_The problem_
Present every line in which the string "What" appears.

_Provided information_
########################################
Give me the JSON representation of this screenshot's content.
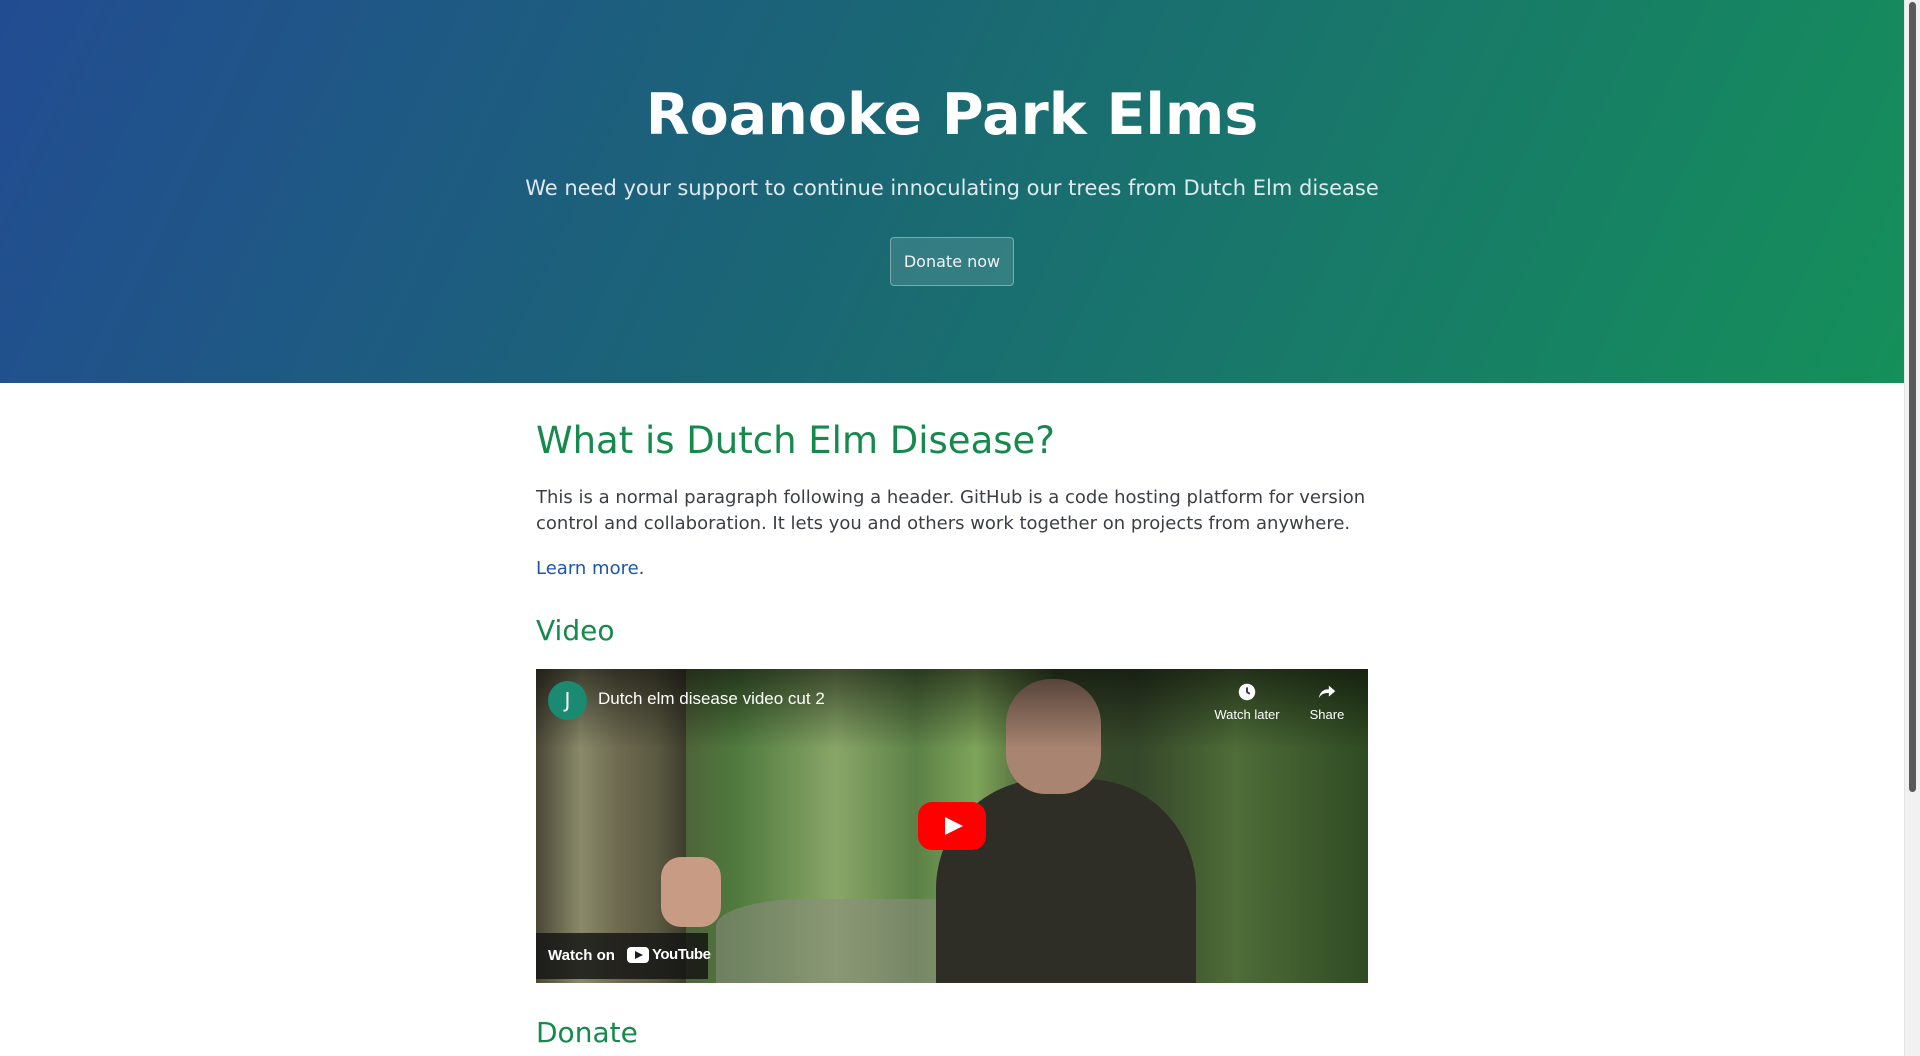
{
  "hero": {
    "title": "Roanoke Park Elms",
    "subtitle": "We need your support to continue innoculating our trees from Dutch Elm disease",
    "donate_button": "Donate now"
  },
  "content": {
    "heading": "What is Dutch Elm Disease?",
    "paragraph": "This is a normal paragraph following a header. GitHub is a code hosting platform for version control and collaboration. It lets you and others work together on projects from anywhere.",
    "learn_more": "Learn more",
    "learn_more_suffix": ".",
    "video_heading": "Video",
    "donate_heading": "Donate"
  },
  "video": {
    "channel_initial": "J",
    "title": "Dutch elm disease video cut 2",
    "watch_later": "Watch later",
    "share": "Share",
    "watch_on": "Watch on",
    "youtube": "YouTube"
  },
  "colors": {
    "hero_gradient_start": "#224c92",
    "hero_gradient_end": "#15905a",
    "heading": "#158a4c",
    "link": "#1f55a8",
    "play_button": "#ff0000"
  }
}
########################################
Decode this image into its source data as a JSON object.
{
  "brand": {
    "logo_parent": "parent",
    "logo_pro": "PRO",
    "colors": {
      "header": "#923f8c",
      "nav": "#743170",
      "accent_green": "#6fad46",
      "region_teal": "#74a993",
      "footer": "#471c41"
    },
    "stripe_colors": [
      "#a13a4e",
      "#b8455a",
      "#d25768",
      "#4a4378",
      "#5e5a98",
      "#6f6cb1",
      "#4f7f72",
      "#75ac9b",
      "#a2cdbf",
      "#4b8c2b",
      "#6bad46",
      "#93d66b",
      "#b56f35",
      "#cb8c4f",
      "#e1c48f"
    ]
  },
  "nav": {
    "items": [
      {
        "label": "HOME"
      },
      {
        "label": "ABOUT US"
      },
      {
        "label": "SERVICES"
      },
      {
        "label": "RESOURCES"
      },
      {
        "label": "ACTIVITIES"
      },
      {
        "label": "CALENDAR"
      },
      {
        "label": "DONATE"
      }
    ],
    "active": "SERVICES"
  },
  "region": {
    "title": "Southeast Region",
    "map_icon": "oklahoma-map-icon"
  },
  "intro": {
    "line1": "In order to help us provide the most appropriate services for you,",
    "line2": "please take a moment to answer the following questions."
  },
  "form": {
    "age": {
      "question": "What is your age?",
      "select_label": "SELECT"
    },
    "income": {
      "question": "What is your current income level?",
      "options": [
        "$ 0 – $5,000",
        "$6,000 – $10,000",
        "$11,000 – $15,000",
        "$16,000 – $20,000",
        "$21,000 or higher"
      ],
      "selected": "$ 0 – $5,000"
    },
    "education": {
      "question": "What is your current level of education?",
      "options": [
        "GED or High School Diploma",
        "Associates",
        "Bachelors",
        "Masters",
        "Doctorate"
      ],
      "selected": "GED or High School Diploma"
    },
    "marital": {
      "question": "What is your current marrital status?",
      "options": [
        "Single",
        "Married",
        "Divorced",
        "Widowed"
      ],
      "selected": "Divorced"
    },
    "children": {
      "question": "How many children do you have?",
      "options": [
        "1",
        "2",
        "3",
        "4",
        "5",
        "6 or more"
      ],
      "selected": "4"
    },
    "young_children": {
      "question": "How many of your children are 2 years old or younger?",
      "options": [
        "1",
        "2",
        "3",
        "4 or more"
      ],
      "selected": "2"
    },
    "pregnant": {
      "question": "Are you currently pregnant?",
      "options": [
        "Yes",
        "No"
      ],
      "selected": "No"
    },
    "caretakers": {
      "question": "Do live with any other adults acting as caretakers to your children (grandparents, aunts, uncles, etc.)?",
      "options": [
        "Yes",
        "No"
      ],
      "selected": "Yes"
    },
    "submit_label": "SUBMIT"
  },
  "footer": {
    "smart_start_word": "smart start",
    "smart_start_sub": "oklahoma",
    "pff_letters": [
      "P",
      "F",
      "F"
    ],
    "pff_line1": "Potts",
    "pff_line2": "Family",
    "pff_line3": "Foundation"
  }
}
########################################
_Correct response_
    "heading": "What is Dutch Elm Disease?",
      "question": "What is your age?",
      "question": "What is your current income level?",
      "question": "What is your current level of education?",
      "question": "What is your current marrital status?",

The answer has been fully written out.